What to do: Say how many lines of the material below contain the word "this", with no other words.

Dataset excerpt:
※ ※ ※

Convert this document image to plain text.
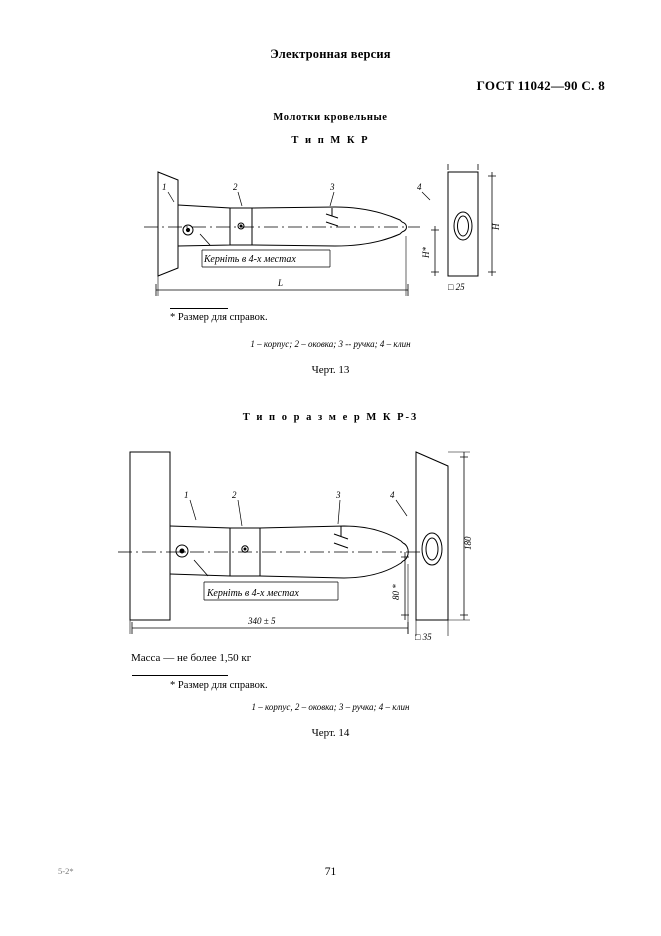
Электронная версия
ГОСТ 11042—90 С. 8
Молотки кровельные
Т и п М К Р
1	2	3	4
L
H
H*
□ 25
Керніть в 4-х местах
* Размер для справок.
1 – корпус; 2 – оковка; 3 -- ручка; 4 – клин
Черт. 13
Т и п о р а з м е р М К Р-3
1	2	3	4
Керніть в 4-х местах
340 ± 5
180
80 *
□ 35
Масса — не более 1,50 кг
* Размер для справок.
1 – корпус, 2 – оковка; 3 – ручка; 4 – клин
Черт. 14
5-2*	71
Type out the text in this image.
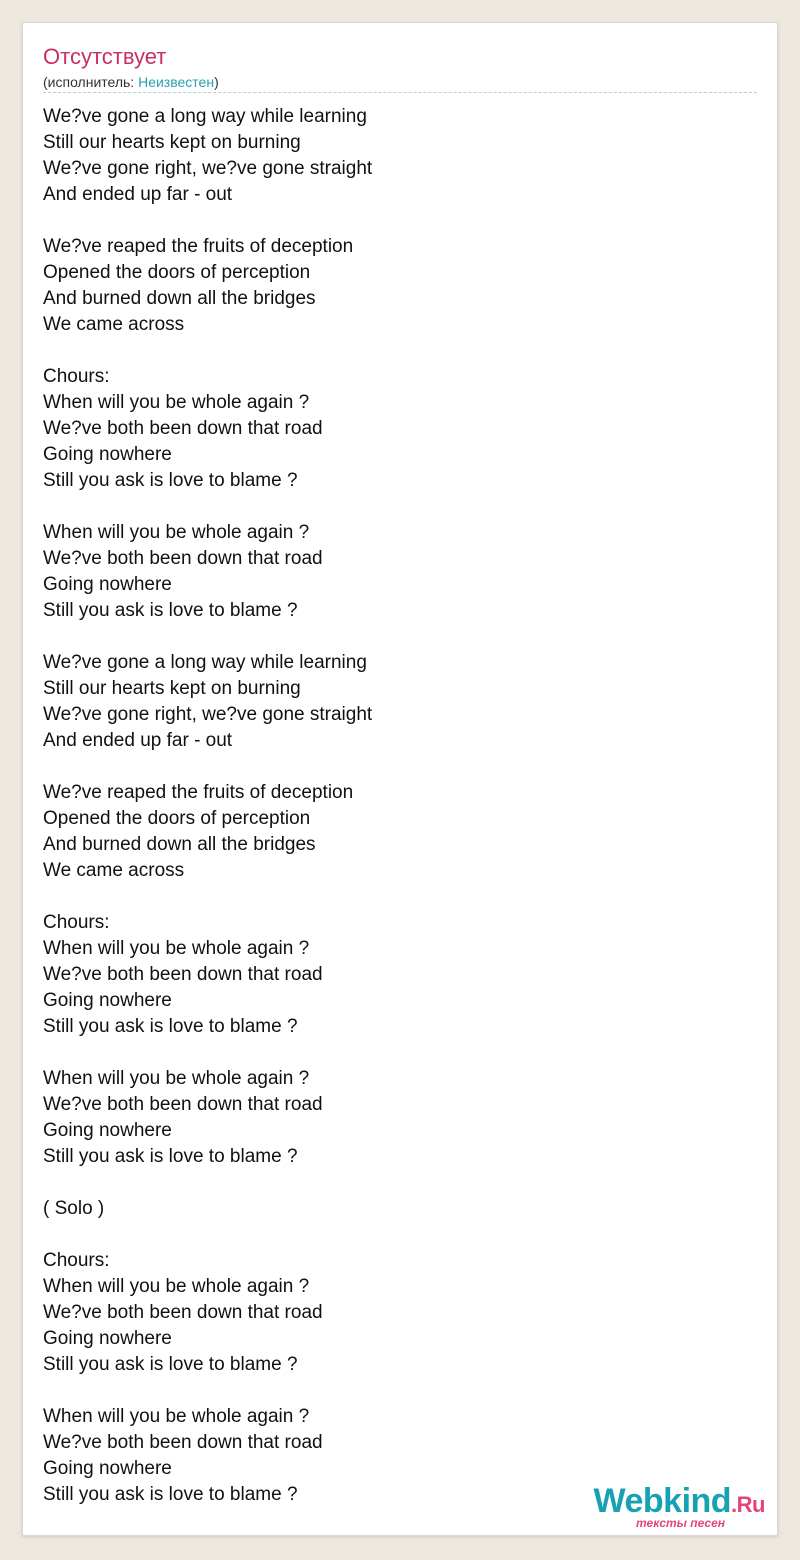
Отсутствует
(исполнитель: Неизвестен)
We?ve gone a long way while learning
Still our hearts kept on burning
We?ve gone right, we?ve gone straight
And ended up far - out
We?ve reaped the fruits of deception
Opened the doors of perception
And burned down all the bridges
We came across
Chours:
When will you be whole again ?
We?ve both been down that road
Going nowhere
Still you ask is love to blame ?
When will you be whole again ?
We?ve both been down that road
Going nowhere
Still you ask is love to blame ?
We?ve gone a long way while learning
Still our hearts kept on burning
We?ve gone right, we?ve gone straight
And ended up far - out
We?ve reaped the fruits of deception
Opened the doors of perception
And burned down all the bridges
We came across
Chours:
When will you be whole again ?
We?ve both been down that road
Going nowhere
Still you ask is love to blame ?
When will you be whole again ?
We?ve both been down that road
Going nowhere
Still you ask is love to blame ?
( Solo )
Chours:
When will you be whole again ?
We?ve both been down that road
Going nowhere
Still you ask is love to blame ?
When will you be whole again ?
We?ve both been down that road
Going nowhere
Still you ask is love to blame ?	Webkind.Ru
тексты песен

※ ※ ※

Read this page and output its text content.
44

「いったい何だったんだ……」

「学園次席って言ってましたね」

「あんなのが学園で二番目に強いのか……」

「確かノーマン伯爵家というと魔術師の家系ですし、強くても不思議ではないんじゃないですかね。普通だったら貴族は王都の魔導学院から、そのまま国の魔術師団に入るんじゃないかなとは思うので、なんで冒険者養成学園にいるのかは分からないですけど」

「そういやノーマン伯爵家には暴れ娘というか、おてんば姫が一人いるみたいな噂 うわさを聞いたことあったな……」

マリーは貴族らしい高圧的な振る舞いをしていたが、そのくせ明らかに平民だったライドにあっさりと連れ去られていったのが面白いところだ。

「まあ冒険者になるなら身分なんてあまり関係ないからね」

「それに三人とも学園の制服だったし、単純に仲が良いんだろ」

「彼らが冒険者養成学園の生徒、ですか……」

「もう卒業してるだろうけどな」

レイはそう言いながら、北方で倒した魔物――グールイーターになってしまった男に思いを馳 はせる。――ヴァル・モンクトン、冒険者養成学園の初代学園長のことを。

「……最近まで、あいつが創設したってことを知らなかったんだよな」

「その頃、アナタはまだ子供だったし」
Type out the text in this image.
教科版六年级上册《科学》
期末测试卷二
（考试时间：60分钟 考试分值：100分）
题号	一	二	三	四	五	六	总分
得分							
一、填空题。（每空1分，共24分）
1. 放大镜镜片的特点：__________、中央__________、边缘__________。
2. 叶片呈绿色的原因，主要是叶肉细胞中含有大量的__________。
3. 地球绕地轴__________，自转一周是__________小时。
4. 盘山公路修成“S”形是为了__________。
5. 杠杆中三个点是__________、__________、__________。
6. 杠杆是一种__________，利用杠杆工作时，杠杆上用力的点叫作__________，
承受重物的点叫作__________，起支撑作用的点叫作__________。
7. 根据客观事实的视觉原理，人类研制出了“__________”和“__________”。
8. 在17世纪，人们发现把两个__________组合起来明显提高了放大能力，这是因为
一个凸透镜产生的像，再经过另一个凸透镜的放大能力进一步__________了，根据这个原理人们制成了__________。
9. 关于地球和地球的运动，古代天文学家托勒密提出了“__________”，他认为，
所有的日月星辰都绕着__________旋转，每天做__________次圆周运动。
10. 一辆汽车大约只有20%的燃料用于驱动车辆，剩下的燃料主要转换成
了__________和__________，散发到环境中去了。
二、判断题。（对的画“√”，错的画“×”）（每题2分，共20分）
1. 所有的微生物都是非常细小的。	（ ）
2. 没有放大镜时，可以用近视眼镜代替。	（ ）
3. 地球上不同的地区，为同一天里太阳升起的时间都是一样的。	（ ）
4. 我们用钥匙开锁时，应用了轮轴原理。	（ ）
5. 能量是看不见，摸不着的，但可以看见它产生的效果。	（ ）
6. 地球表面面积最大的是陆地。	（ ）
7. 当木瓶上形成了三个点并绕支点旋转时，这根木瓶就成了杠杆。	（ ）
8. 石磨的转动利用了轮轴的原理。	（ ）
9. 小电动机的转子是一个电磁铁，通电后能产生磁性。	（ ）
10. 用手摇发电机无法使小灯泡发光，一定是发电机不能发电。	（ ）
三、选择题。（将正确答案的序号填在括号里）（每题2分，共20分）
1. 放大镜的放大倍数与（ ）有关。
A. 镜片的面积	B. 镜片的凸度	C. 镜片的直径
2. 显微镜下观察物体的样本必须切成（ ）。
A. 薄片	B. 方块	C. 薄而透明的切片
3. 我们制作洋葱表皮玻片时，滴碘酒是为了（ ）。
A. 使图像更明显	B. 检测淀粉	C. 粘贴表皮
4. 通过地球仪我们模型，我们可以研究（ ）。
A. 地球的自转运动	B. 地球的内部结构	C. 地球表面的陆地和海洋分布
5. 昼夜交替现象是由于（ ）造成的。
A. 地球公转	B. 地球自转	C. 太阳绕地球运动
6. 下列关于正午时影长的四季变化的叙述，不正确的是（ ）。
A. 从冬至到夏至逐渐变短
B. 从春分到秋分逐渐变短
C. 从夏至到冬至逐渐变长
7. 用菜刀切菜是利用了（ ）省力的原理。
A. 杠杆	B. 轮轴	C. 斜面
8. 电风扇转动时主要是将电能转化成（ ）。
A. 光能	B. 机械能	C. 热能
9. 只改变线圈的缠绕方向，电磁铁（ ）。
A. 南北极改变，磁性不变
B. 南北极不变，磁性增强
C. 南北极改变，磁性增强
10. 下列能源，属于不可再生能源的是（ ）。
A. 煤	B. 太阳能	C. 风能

※ ※ ※

Task answer: 4